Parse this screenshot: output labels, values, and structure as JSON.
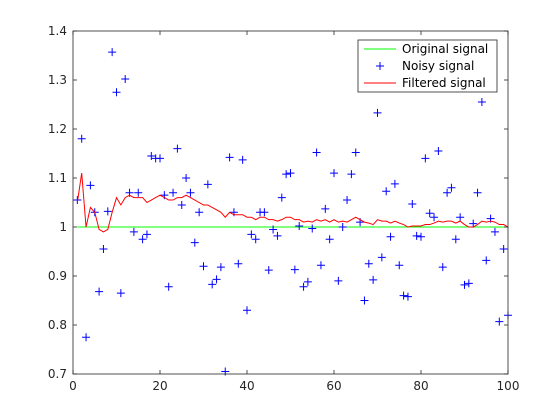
{
  "chart_data": {
    "type": "scatter",
    "title": "",
    "xlabel": "",
    "ylabel": "",
    "xlim": [
      0,
      100
    ],
    "ylim": [
      0.7,
      1.4
    ],
    "xticks": [
      0,
      20,
      40,
      60,
      80,
      100
    ],
    "yticks": [
      0.7,
      0.8,
      0.9,
      1,
      1.1,
      1.2,
      1.3,
      1.4
    ],
    "xtick_labels": [
      "0",
      "20",
      "40",
      "60",
      "80",
      "100"
    ],
    "ytick_labels": [
      "0.7",
      "0.8",
      "0.9",
      "1",
      "1.1",
      "1.2",
      "1.3",
      "1.4"
    ],
    "grid": false,
    "legend_position": "top-right",
    "series": [
      {
        "name": "Original signal",
        "style": "line",
        "color": "#00ff00",
        "x": [
          1,
          100
        ],
        "y": [
          1.0,
          1.0
        ]
      },
      {
        "name": "Noisy signal",
        "style": "marker-plus",
        "color": "#0000ff",
        "x": [
          1,
          2,
          3,
          4,
          5,
          6,
          7,
          8,
          9,
          10,
          11,
          12,
          13,
          14,
          15,
          16,
          17,
          18,
          19,
          20,
          21,
          22,
          23,
          24,
          25,
          26,
          27,
          28,
          29,
          30,
          31,
          32,
          33,
          34,
          35,
          36,
          37,
          38,
          39,
          40,
          41,
          42,
          43,
          44,
          45,
          46,
          47,
          48,
          49,
          50,
          51,
          52,
          53,
          54,
          55,
          56,
          57,
          58,
          59,
          60,
          61,
          62,
          63,
          64,
          65,
          66,
          67,
          68,
          69,
          70,
          71,
          72,
          73,
          74,
          75,
          76,
          77,
          78,
          79,
          80,
          81,
          82,
          83,
          84,
          85,
          86,
          87,
          88,
          89,
          90,
          91,
          92,
          93,
          94,
          95,
          96,
          97,
          98,
          99,
          100
        ],
        "y": [
          1.055,
          1.18,
          0.775,
          1.085,
          1.03,
          0.868,
          0.955,
          1.032,
          1.357,
          1.275,
          0.865,
          1.302,
          1.07,
          0.99,
          1.07,
          0.975,
          0.985,
          1.145,
          1.14,
          1.14,
          1.065,
          0.878,
          1.07,
          1.16,
          1.045,
          1.1,
          1.07,
          0.968,
          1.03,
          0.92,
          1.087,
          0.883,
          0.893,
          0.918,
          0.705,
          1.142,
          1.03,
          0.925,
          1.137,
          0.83,
          0.985,
          0.975,
          1.03,
          1.03,
          0.912,
          0.995,
          0.982,
          1.06,
          1.108,
          1.11,
          0.913,
          1.002,
          0.878,
          0.888,
          0.997,
          1.152,
          0.922,
          1.037,
          0.975,
          1.11,
          0.89,
          1.0,
          1.055,
          1.108,
          1.152,
          1.01,
          0.85,
          0.925,
          0.892,
          1.233,
          0.938,
          1.073,
          0.98,
          1.088,
          0.922,
          0.86,
          0.858,
          1.047,
          0.982,
          0.98,
          1.14,
          1.028,
          1.02,
          1.155,
          0.918,
          1.07,
          1.08,
          0.975,
          1.02,
          0.882,
          0.885,
          1.007,
          1.07,
          1.255,
          0.932,
          1.017,
          0.99,
          0.807,
          0.955,
          0.82
        ]
      },
      {
        "name": "Filtered signal",
        "style": "line",
        "color": "#ff0000",
        "x": [
          1,
          2,
          3,
          4,
          5,
          6,
          7,
          8,
          9,
          10,
          11,
          12,
          13,
          14,
          15,
          16,
          17,
          18,
          19,
          20,
          21,
          22,
          23,
          24,
          25,
          26,
          27,
          28,
          29,
          30,
          31,
          32,
          33,
          34,
          35,
          36,
          37,
          38,
          39,
          40,
          41,
          42,
          43,
          44,
          45,
          46,
          47,
          48,
          49,
          50,
          51,
          52,
          53,
          54,
          55,
          56,
          57,
          58,
          59,
          60,
          61,
          62,
          63,
          64,
          65,
          66,
          67,
          68,
          69,
          70,
          71,
          72,
          73,
          74,
          75,
          76,
          77,
          78,
          79,
          80,
          81,
          82,
          83,
          84,
          85,
          86,
          87,
          88,
          89,
          90,
          91,
          92,
          93,
          94,
          95,
          96,
          97,
          98,
          99,
          100
        ],
        "y": [
          1.05,
          1.11,
          1.0,
          1.04,
          1.03,
          0.995,
          0.99,
          0.995,
          1.03,
          1.06,
          1.045,
          1.06,
          1.065,
          1.06,
          1.06,
          1.06,
          1.05,
          1.055,
          1.06,
          1.065,
          1.06,
          1.055,
          1.055,
          1.06,
          1.06,
          1.065,
          1.06,
          1.055,
          1.05,
          1.045,
          1.045,
          1.04,
          1.035,
          1.03,
          1.02,
          1.03,
          1.025,
          1.025,
          1.025,
          1.02,
          1.02,
          1.015,
          1.02,
          1.02,
          1.015,
          1.015,
          1.012,
          1.015,
          1.02,
          1.02,
          1.015,
          1.015,
          1.01,
          1.012,
          1.01,
          1.015,
          1.012,
          1.015,
          1.01,
          1.015,
          1.01,
          1.012,
          1.01,
          1.015,
          1.02,
          1.015,
          1.01,
          1.008,
          1.005,
          1.015,
          1.012,
          1.012,
          1.008,
          1.012,
          1.008,
          1.005,
          1.0,
          1.002,
          1.002,
          1.002,
          1.005,
          1.005,
          1.008,
          1.012,
          1.01,
          1.012,
          1.012,
          1.008,
          1.012,
          1.005,
          1.0,
          1.0,
          1.005,
          1.012,
          1.01,
          1.012,
          1.01,
          1.005,
          1.005,
          1.0
        ]
      }
    ]
  }
}
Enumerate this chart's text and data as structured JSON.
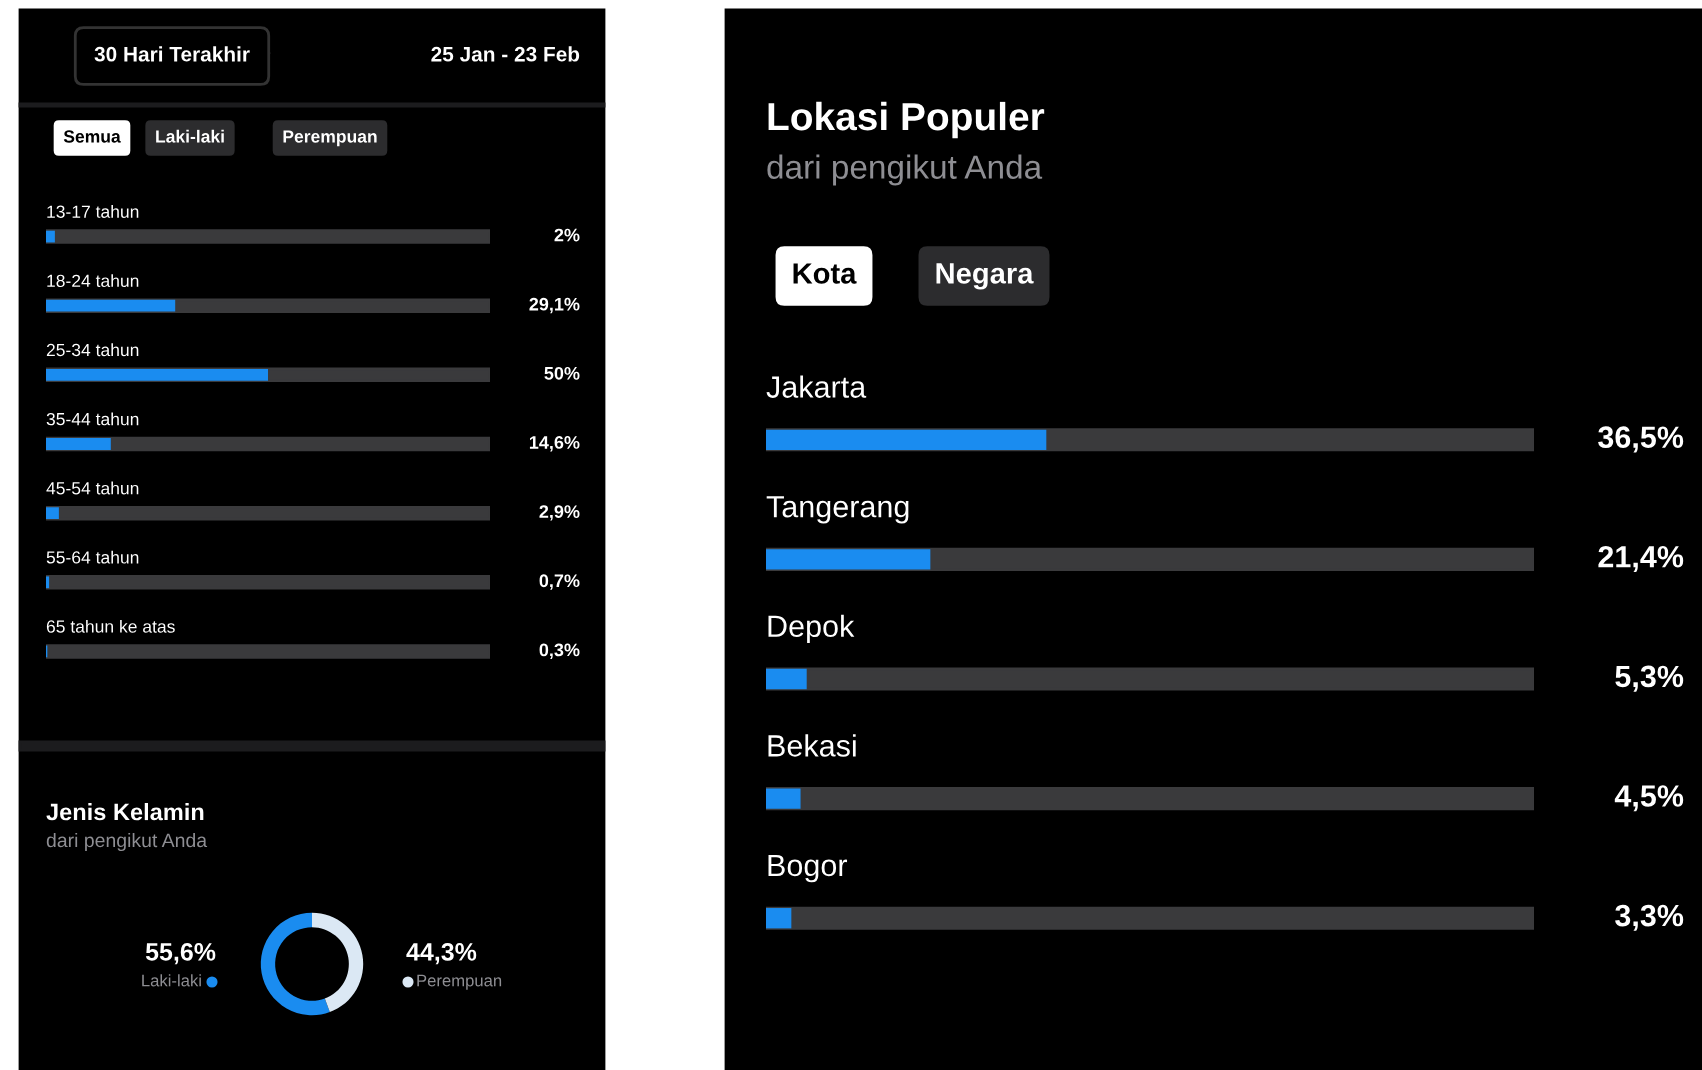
{
  "chart_data": [
    {
      "type": "bar",
      "orientation": "horizontal",
      "categories": [
        "13-17 tahun",
        "18-24 tahun",
        "25-34 tahun",
        "35-44 tahun",
        "45-54 tahun",
        "55-64 tahun",
        "65 tahun ke atas"
      ],
      "values": [
        2,
        29.1,
        50,
        14.6,
        2.9,
        0.7,
        0.3
      ],
      "value_labels": [
        "2%",
        "29,1%",
        "50%",
        "14,6%",
        "2,9%",
        "0,7%",
        "0,3%"
      ],
      "color": "#1a8cf0",
      "xlim": [
        0,
        100
      ],
      "tick_labels": false,
      "grid": false,
      "legend": false,
      "annotations": [
        "30 Hari Terakhir",
        "25 Jan - 23 Feb",
        "Semua",
        "Laki-laki",
        "Perempuan"
      ]
    },
    {
      "type": "donut",
      "title": "Jenis Kelamin",
      "subtitle": "dari pengikut Anda",
      "categories": [
        "Laki-laki",
        "Perempuan"
      ],
      "values": [
        55.6,
        44.3
      ],
      "value_labels": [
        "55,6%",
        "44,3%"
      ],
      "colors": [
        "#1a8cf0",
        "#dbe8f4"
      ]
    },
    {
      "type": "bar",
      "orientation": "horizontal",
      "title": "Lokasi Populer",
      "subtitle": "dari pengikut Anda",
      "categories": [
        "Jakarta",
        "Tangerang",
        "Depok",
        "Bekasi",
        "Bogor"
      ],
      "values": [
        36.5,
        21.4,
        5.3,
        4.5,
        3.3
      ],
      "value_labels": [
        "36,5%",
        "21,4%",
        "5,3%",
        "4,5%",
        "3,3%"
      ],
      "color": "#1a8cf0",
      "xlim": [
        0,
        100
      ],
      "tick_labels": false,
      "grid": false,
      "legend": false,
      "annotations": [
        "Kota",
        "Negara"
      ]
    }
  ]
}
..........
▸ **What needs to be done**
Every record above should come back exactly, but without its pictures.

▸ **Written answer**
Parse this screenshot: output labels, values, and structure as JSON.
{
  "chart_data": {
    "type": "scatter",
    "title": "",
    "xlabel": "",
    "ylabel": "",
    "xlim": [
      0,
      100
    ],
    "ylim": [
      0.7,
      1.4
    ],
    "xticks": [
      0,
      20,
      40,
      60,
      80,
      100
    ],
    "yticks": [
      0.7,
      0.8,
      0.9,
      1,
      1.1,
      1.2,
      1.3,
      1.4
    ],
    "xtick_labels": [
      "0",
      "20",
      "40",
      "60",
      "80",
      "100"
    ],
    "ytick_labels": [
      "0.7",
      "0.8",
      "0.9",
      "1",
      "1.1",
      "1.2",
      "1.3",
      "1.4"
    ],
    "grid": false,
    "legend_position": "top-right",
    "series": [
      {
        "name": "Original signal",
        "style": "line",
        "color": "#00ff00",
        "x": [
          1,
          100
        ],
        "y": [
          1.0,
          1.0
        ]
      },
      {
        "name": "Noisy signal",
        "style": "marker-plus",
        "color": "#0000ff",
        "x": [
          1,
          2,
          3,
          4,
          5,
          6,
          7,
          8,
          9,
          10,
          11,
          12,
          13,
          14,
          15,
          16,
          17,
          18,
          19,
          20,
          21,
          22,
          23,
          24,
          25,
          26,
          27,
          28,
          29,
          30,
          31,
          32,
          33,
          34,
          35,
          36,
          37,
          38,
          39,
          40,
          41,
          42,
          43,
          44,
          45,
          46,
          47,
          48,
          49,
          50,
          51,
          52,
          53,
          54,
          55,
          56,
          57,
          58,
          59,
          60,
          61,
          62,
          63,
          64,
          65,
          66,
          67,
          68,
          69,
          70,
          71,
          72,
          73,
          74,
          75,
          76,
          77,
          78,
          79,
          80,
          81,
          82,
          83,
          84,
          85,
          86,
          87,
          88,
          89,
          90,
          91,
          92,
          93,
          94,
          95,
          96,
          97,
          98,
          99,
          100
        ],
        "y": [
          1.055,
          1.18,
          0.775,
          1.085,
          1.03,
          0.868,
          0.955,
          1.032,
          1.357,
          1.275,
          0.865,
          1.302,
          1.07,
          0.99,
          1.07,
          0.975,
          0.985,
          1.145,
          1.14,
          1.14,
          1.065,
          0.878,
          1.07,
          1.16,
          1.045,
          1.1,
          1.07,
          0.968,
          1.03,
          0.92,
          1.087,
          0.883,
          0.893,
          0.918,
          0.705,
          1.142,
          1.03,
          0.925,
          1.137,
          0.83,
          0.985,
          0.975,
          1.03,
          1.03,
          0.912,
          0.995,
          0.982,
          1.06,
          1.108,
          1.11,
          0.913,
          1.002,
          0.878,
          0.888,
          0.997,
          1.152,
          0.922,
          1.037,
          0.975,
          1.11,
          0.89,
          1.0,
          1.055,
          1.108,
          1.152,
          1.01,
          0.85,
          0.925,
          0.892,
          1.233,
          0.938,
          1.073,
          0.98,
          1.088,
          0.922,
          0.86,
          0.858,
          1.047,
          0.982,
          0.98,
          1.14,
          1.028,
          1.02,
          1.155,
          0.918,
          1.07,
          1.08,
          0.975,
          1.02,
          0.882,
          0.885,
          1.007,
          1.07,
          1.255,
          0.932,
          1.017,
          0.99,
          0.807,
          0.955,
          0.82
        ]
      },
      {
        "name": "Filtered signal",
        "style": "line",
        "color": "#ff0000",
        "x": [
          1,
          2,
          3,
          4,
          5,
          6,
          7,
          8,
          9,
          10,
          11,
          12,
          13,
          14,
          15,
          16,
          17,
          18,
          19,
          20,
          21,
          22,
          23,
          24,
          25,
          26,
          27,
          28,
          29,
          30,
          31,
          32,
          33,
          34,
          35,
          36,
          37,
          38,
          39,
          40,
          41,
          42,
          43,
          44,
          45,
          46,
          47,
          48,
          49,
          50,
          51,
          52,
          53,
          54,
          55,
          56,
          57,
          58,
          59,
          60,
          61,
          62,
          63,
          64,
          65,
          66,
          67,
          68,
          69,
          70,
          71,
          72,
          73,
          74,
          75,
          76,
          77,
          78,
          79,
          80,
          81,
          82,
          83,
          84,
          85,
          86,
          87,
          88,
          89,
          90,
          91,
          92,
          93,
          94,
          95,
          96,
          97,
          98,
          99,
          100
        ],
        "y": [
          1.05,
          1.11,
          1.0,
          1.04,
          1.03,
          0.995,
          0.99,
          0.995,
          1.03,
          1.06,
          1.045,
          1.06,
          1.065,
          1.06,
          1.06,
          1.06,
          1.05,
          1.055,
          1.06,
          1.065,
          1.06,
          1.055,
          1.055,
          1.06,
          1.06,
          1.065,
          1.06,
          1.055,
          1.05,
          1.045,
          1.045,
          1.04,
          1.035,
          1.03,
          1.02,
          1.03,
          1.025,
          1.025,
          1.025,
          1.02,
          1.02,
          1.015,
          1.02,
          1.02,
          1.015,
          1.015,
          1.012,
          1.015,
          1.02,
          1.02,
          1.015,
          1.015,
          1.01,
          1.012,
          1.01,
          1.015,
          1.012,
          1.015,
          1.01,
          1.015,
          1.01,
          1.012,
          1.01,
          1.015,
          1.02,
          1.015,
          1.01,
          1.008,
          1.005,
          1.015,
          1.012,
          1.012,
          1.008,
          1.012,
          1.008,
          1.005,
          1.0,
          1.002,
          1.002,
          1.002,
          1.005,
          1.005,
          1.008,
          1.012,
          1.01,
          1.012,
          1.012,
          1.008,
          1.012,
          1.005,
          1.0,
          1.0,
          1.005,
          1.012,
          1.01,
          1.012,
          1.01,
          1.005,
          1.005,
          1.0
        ]
      }
    ]
  }
}
Enumerate this chart's text and data as structured JSON.
{
  "chart_data": [
    {
      "type": "bar",
      "orientation": "horizontal",
      "categories": [
        "13-17 tahun",
        "18-24 tahun",
        "25-34 tahun",
        "35-44 tahun",
        "45-54 tahun",
        "55-64 tahun",
        "65 tahun ke atas"
      ],
      "values": [
        2,
        29.1,
        50,
        14.6,
        2.9,
        0.7,
        0.3
      ],
      "value_labels": [
        "2%",
        "29,1%",
        "50%",
        "14,6%",
        "2,9%",
        "0,7%",
        "0,3%"
      ],
      "color": "#1a8cf0",
      "xlim": [
        0,
        100
      ],
      "tick_labels": false,
      "grid": false,
      "legend": false,
      "annotations": [
        "30 Hari Terakhir",
        "25 Jan - 23 Feb",
        "Semua",
        "Laki-laki",
        "Perempuan"
      ]
    },
    {
      "type": "donut",
      "title": "Jenis Kelamin",
      "subtitle": "dari pengikut Anda",
      "categories": [
        "Laki-laki",
        "Perempuan"
      ],
      "values": [
        55.6,
        44.3
      ],
      "value_labels": [
        "55,6%",
        "44,3%"
      ],
      "colors": [
        "#1a8cf0",
        "#dbe8f4"
      ]
    },
    {
      "type": "bar",
      "orientation": "horizontal",
      "title": "Lokasi Populer",
      "subtitle": "dari pengikut Anda",
      "categories": [
        "Jakarta",
        "Tangerang",
        "Depok",
        "Bekasi",
        "Bogor"
      ],
      "values": [
        36.5,
        21.4,
        5.3,
        4.5,
        3.3
      ],
      "value_labels": [
        "36,5%",
        "21,4%",
        "5,3%",
        "4,5%",
        "3,3%"
      ],
      "color": "#1a8cf0",
      "xlim": [
        0,
        100
      ],
      "tick_labels": false,
      "grid": false,
      "legend": false,
      "annotations": [
        "Kota",
        "Negara"
      ]
    }
  ]
}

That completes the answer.